PROVIDED INFORMATION:
##########

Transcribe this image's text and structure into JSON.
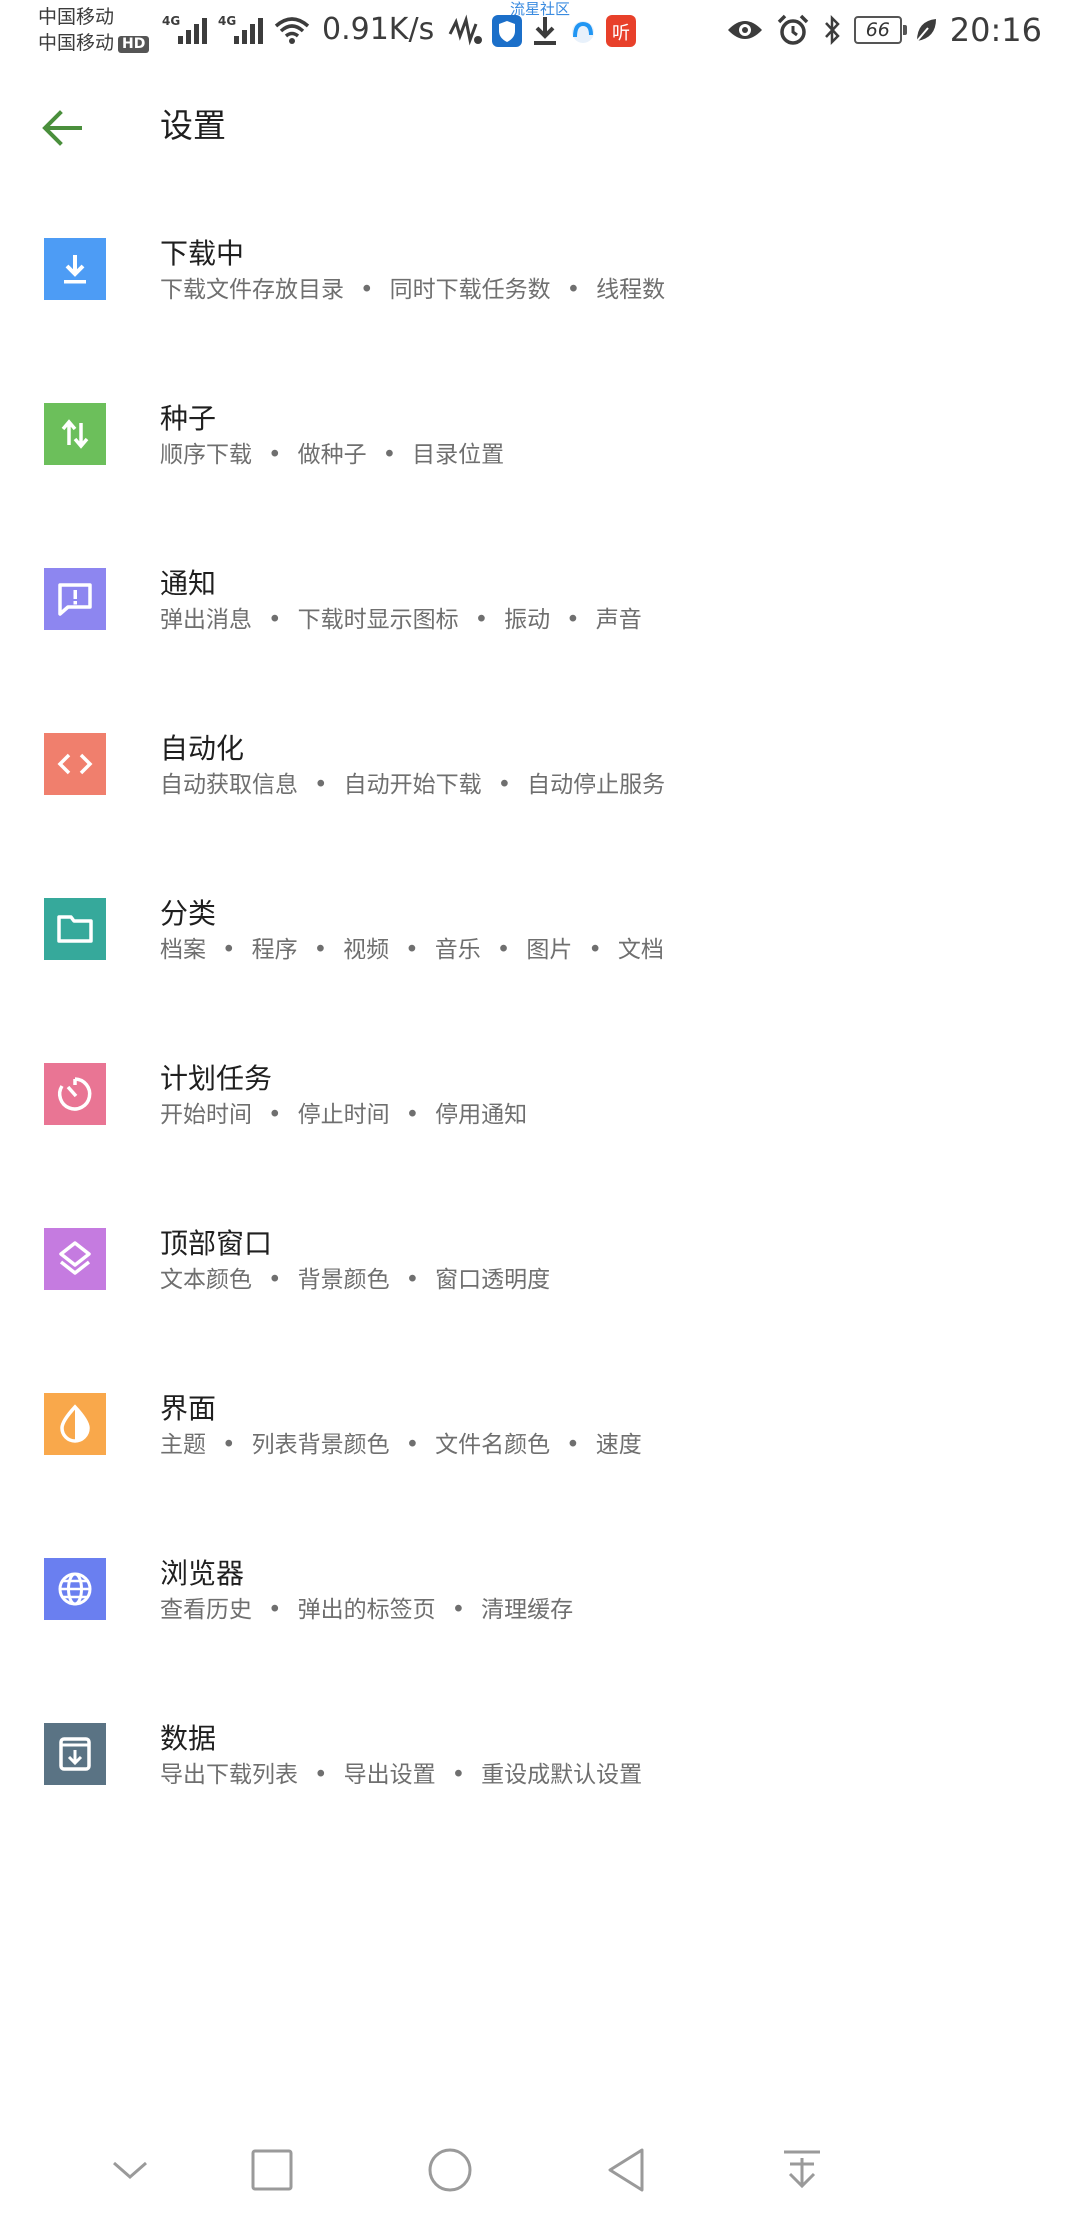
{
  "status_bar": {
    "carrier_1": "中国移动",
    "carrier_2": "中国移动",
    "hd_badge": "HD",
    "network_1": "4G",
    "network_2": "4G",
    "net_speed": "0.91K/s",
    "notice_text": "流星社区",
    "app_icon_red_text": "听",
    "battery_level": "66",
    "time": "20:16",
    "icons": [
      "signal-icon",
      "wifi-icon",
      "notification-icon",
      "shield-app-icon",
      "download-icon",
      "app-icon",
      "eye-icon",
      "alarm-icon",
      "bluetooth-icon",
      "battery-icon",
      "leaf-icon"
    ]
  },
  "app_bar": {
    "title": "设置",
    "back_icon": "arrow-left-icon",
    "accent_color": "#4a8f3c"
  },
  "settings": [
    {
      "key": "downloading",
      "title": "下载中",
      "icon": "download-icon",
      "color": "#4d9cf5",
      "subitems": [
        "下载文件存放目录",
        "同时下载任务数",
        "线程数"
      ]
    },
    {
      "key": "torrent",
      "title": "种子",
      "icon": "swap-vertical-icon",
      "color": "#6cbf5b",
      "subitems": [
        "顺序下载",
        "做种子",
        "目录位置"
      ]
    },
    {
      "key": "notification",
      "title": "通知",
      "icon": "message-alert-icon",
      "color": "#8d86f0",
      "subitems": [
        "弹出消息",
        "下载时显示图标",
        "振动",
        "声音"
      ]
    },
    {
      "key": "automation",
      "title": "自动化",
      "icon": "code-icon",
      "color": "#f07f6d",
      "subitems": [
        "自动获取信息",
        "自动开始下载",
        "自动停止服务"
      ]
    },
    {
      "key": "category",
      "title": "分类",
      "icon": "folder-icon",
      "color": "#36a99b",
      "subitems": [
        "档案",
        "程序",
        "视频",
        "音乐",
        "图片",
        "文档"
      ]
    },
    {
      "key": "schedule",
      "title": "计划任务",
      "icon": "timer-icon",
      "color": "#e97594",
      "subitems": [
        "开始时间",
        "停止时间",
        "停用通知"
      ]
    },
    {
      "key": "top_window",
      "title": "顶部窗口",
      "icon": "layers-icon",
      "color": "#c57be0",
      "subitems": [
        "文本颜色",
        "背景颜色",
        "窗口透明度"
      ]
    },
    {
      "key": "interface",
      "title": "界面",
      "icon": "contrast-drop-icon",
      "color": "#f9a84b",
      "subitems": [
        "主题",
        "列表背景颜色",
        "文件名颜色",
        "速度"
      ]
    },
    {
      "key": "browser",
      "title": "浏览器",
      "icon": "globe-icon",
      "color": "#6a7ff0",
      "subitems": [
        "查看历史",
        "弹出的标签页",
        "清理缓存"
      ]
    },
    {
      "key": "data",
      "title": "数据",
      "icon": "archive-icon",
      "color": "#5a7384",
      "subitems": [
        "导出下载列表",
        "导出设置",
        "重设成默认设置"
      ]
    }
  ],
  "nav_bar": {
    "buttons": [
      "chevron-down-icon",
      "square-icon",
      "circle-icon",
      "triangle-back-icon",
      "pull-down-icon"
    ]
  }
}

##########

YOUR INSTRUCTIONS: Copy every line above that holds the word "notification".

RESULT FOR THIS TASK:
      "notification-icon",
      "key": "notification",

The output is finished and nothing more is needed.